Data supplied ->
──────

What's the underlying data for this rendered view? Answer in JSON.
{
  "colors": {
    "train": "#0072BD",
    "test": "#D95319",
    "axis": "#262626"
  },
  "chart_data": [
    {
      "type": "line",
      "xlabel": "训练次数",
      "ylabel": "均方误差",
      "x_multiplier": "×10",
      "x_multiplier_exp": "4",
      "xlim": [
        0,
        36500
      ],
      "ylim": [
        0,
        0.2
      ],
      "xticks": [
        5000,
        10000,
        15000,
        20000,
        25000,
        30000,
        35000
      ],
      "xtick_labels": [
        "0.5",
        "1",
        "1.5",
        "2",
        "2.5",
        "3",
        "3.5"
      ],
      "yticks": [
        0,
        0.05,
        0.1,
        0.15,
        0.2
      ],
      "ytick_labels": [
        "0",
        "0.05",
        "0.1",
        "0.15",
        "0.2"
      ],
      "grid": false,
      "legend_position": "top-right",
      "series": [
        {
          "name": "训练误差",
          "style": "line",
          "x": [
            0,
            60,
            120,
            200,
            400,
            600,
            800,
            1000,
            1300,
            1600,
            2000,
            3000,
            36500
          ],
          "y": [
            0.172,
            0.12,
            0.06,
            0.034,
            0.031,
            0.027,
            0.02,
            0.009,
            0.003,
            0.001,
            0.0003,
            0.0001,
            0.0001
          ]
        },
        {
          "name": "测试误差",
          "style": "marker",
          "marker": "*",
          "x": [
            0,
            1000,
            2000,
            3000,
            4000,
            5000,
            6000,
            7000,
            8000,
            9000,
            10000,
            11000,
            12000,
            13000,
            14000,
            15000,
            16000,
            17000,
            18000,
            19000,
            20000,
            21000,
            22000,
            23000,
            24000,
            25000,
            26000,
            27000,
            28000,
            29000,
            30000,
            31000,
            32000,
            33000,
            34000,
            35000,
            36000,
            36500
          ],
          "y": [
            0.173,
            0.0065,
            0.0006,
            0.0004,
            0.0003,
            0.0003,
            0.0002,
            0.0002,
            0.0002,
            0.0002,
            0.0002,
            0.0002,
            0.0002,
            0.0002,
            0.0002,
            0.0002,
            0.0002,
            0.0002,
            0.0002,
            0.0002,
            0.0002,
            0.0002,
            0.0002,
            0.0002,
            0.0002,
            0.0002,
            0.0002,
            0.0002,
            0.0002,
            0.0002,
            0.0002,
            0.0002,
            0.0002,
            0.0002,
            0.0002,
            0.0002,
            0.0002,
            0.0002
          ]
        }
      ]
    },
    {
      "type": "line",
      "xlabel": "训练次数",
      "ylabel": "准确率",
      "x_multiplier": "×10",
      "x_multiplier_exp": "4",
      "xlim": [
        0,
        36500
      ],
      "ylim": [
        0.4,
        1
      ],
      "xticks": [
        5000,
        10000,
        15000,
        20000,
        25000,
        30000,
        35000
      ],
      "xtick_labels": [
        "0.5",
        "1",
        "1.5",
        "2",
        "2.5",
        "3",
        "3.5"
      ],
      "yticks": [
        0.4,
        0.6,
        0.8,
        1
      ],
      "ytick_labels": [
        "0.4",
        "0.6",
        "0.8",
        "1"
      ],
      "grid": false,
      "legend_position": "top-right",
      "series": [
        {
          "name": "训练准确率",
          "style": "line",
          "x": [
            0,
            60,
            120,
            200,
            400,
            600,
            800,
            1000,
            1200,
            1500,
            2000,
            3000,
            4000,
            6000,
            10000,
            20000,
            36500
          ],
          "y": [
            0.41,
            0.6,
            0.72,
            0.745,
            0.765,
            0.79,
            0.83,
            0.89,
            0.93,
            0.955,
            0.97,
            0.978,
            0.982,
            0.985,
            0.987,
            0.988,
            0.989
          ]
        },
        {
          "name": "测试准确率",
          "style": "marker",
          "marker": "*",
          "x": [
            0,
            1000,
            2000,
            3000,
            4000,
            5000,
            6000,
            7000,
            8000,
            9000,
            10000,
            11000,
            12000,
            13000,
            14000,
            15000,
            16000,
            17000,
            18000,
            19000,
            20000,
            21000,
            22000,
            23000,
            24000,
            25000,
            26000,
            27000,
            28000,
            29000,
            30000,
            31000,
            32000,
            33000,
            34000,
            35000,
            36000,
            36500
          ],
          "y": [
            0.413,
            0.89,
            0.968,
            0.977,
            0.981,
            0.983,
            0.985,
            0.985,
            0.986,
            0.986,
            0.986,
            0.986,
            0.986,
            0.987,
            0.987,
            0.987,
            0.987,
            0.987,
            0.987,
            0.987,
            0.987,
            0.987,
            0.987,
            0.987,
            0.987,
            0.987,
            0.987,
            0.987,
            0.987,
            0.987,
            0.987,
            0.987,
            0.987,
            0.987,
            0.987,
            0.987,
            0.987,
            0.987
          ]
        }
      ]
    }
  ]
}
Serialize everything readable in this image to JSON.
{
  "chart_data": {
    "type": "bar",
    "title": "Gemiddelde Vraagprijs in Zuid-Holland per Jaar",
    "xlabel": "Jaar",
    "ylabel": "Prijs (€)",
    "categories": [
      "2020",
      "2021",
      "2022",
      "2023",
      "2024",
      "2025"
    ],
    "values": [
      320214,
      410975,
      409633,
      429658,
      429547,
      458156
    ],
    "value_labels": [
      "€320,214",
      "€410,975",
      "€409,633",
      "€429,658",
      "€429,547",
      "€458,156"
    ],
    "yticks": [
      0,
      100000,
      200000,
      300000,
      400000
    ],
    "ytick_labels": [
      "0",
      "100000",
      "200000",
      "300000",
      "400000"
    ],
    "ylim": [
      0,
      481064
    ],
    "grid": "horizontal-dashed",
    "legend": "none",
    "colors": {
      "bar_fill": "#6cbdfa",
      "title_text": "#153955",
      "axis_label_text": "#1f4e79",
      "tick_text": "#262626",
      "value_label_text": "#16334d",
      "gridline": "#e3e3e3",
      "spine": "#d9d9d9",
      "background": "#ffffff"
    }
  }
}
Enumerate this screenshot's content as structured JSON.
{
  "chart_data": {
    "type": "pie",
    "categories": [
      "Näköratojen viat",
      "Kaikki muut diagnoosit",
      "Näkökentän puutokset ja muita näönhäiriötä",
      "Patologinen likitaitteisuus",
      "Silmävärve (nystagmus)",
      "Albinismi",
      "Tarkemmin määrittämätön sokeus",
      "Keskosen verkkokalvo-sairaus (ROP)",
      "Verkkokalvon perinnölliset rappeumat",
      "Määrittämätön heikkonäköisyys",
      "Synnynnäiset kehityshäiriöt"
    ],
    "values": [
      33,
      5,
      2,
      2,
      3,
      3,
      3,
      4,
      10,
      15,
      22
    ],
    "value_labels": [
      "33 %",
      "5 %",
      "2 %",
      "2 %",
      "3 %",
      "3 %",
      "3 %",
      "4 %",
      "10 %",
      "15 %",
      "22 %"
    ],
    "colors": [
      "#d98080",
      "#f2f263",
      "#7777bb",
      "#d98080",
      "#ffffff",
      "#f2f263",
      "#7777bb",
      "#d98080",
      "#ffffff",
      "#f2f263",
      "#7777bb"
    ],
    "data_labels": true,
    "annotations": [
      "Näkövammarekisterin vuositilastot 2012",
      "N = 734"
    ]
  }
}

──────

Exercise details -> Your task is to output the full set of records exactly as presented.

Complete answer ->
What's the underlying data for this rendered view? Answer in JSON.
{
  "colors": {
    "train": "#0072BD",
    "test": "#D95319",
    "axis": "#262626"
  },
  "chart_data": [
    {
      "type": "line",
      "xlabel": "训练次数",
      "ylabel": "均方误差",
      "x_multiplier": "×10",
      "x_multiplier_exp": "4",
      "xlim": [
        0,
        36500
      ],
      "ylim": [
        0,
        0.2
      ],
      "xticks": [
        5000,
        10000,
        15000,
        20000,
        25000,
        30000,
        35000
      ],
      "xtick_labels": [
        "0.5",
        "1",
        "1.5",
        "2",
        "2.5",
        "3",
        "3.5"
      ],
      "yticks": [
        0,
        0.05,
        0.1,
        0.15,
        0.2
      ],
      "ytick_labels": [
        "0",
        "0.05",
        "0.1",
        "0.15",
        "0.2"
      ],
      "grid": false,
      "legend_position": "top-right",
      "series": [
        {
          "name": "训练误差",
          "style": "line",
          "x": [
            0,
            60,
            120,
            200,
            400,
            600,
            800,
            1000,
            1300,
            1600,
            2000,
            3000,
            36500
          ],
          "y": [
            0.172,
            0.12,
            0.06,
            0.034,
            0.031,
            0.027,
            0.02,
            0.009,
            0.003,
            0.001,
            0.0003,
            0.0001,
            0.0001
          ]
        },
        {
          "name": "测试误差",
          "style": "marker",
          "marker": "*",
          "x": [
            0,
            1000,
            2000,
            3000,
            4000,
            5000,
            6000,
            7000,
            8000,
            9000,
            10000,
            11000,
            12000,
            13000,
            14000,
            15000,
            16000,
            17000,
            18000,
            19000,
            20000,
            21000,
            22000,
            23000,
            24000,
            25000,
            26000,
            27000,
            28000,
            29000,
            30000,
            31000,
            32000,
            33000,
            34000,
            35000,
            36000,
            36500
          ],
          "y": [
            0.173,
            0.0065,
            0.0006,
            0.0004,
            0.0003,
            0.0003,
            0.0002,
            0.0002,
            0.0002,
            0.0002,
            0.0002,
            0.0002,
            0.0002,
            0.0002,
            0.0002,
            0.0002,
            0.0002,
            0.0002,
            0.0002,
            0.0002,
            0.0002,
            0.0002,
            0.0002,
            0.0002,
            0.0002,
            0.0002,
            0.0002,
            0.0002,
            0.0002,
            0.0002,
            0.0002,
            0.0002,
            0.0002,
            0.0002,
            0.0002,
            0.0002,
            0.0002,
            0.0002
          ]
        }
      ]
    },
    {
      "type": "line",
      "xlabel": "训练次数",
      "ylabel": "准确率",
      "x_multiplier": "×10",
      "x_multiplier_exp": "4",
      "xlim": [
        0,
        36500
      ],
      "ylim": [
        0.4,
        1
      ],
      "xticks": [
        5000,
        10000,
        15000,
        20000,
        25000,
        30000,
        35000
      ],
      "xtick_labels": [
        "0.5",
        "1",
        "1.5",
        "2",
        "2.5",
        "3",
        "3.5"
      ],
      "yticks": [
        0.4,
        0.6,
        0.8,
        1
      ],
      "ytick_labels": [
        "0.4",
        "0.6",
        "0.8",
        "1"
      ],
      "grid": false,
      "legend_position": "top-right",
      "series": [
        {
          "name": "训练准确率",
          "style": "line",
          "x": [
            0,
            60,
            120,
            200,
            400,
            600,
            800,
            1000,
            1200,
            1500,
            2000,
            3000,
            4000,
            6000,
            10000,
            20000,
            36500
          ],
          "y": [
            0.41,
            0.6,
            0.72,
            0.745,
            0.765,
            0.79,
            0.83,
            0.89,
            0.93,
            0.955,
            0.97,
            0.978,
            0.982,
            0.985,
            0.987,
            0.988,
            0.989
          ]
        },
        {
          "name": "测试准确率",
          "style": "marker",
          "marker": "*",
          "x": [
            0,
            1000,
            2000,
            3000,
            4000,
            5000,
            6000,
            7000,
            8000,
            9000,
            10000,
            11000,
            12000,
            13000,
            14000,
            15000,
            16000,
            17000,
            18000,
            19000,
            20000,
            21000,
            22000,
            23000,
            24000,
            25000,
            26000,
            27000,
            28000,
            29000,
            30000,
            31000,
            32000,
            33000,
            34000,
            35000,
            36000,
            36500
          ],
          "y": [
            0.413,
            0.89,
            0.968,
            0.977,
            0.981,
            0.983,
            0.985,
            0.985,
            0.986,
            0.986,
            0.986,
            0.986,
            0.986,
            0.987,
            0.987,
            0.987,
            0.987,
            0.987,
            0.987,
            0.987,
            0.987,
            0.987,
            0.987,
            0.987,
            0.987,
            0.987,
            0.987,
            0.987,
            0.987,
            0.987,
            0.987,
            0.987,
            0.987,
            0.987,
            0.987,
            0.987,
            0.987,
            0.987
          ]
        }
      ]
    }
  ]
}
Serialize everything readable in this image to JSON.
{
  "chart_data": {
    "type": "bar",
    "title": "Gemiddelde Vraagprijs in Zuid-Holland per Jaar",
    "xlabel": "Jaar",
    "ylabel": "Prijs (€)",
    "categories": [
      "2020",
      "2021",
      "2022",
      "2023",
      "2024",
      "2025"
    ],
    "values": [
      320214,
      410975,
      409633,
      429658,
      429547,
      458156
    ],
    "value_labels": [
      "€320,214",
      "€410,975",
      "€409,633",
      "€429,658",
      "€429,547",
      "€458,156"
    ],
    "yticks": [
      0,
      100000,
      200000,
      300000,
      400000
    ],
    "ytick_labels": [
      "0",
      "100000",
      "200000",
      "300000",
      "400000"
    ],
    "ylim": [
      0,
      481064
    ],
    "grid": "horizontal-dashed",
    "legend": "none",
    "colors": {
      "bar_fill": "#6cbdfa",
      "title_text": "#153955",
      "axis_label_text": "#1f4e79",
      "tick_text": "#262626",
      "value_label_text": "#16334d",
      "gridline": "#e3e3e3",
      "spine": "#d9d9d9",
      "background": "#ffffff"
    }
  }
}
Enumerate this screenshot's content as structured JSON.
{
  "chart_data": {
    "type": "pie",
    "categories": [
      "Näköratojen viat",
      "Kaikki muut diagnoosit",
      "Näkökentän puutokset ja muita näönhäiriötä",
      "Patologinen likitaitteisuus",
      "Silmävärve (nystagmus)",
      "Albinismi",
      "Tarkemmin määrittämätön sokeus",
      "Keskosen verkkokalvo-sairaus (ROP)",
      "Verkkokalvon perinnölliset rappeumat",
      "Määrittämätön heikkonäköisyys",
      "Synnynnäiset kehityshäiriöt"
    ],
    "values": [
      33,
      5,
      2,
      2,
      3,
      3,
      3,
      4,
      10,
      15,
      22
    ],
    "value_labels": [
      "33 %",
      "5 %",
      "2 %",
      "2 %",
      "3 %",
      "3 %",
      "3 %",
      "4 %",
      "10 %",
      "15 %",
      "22 %"
    ],
    "colors": [
      "#d98080",
      "#f2f263",
      "#7777bb",
      "#d98080",
      "#ffffff",
      "#f2f263",
      "#7777bb",
      "#d98080",
      "#ffffff",
      "#f2f263",
      "#7777bb"
    ],
    "data_labels": true,
    "annotations": [
      "Näkövammarekisterin vuositilastot 2012",
      "N = 734"
    ]
  }
}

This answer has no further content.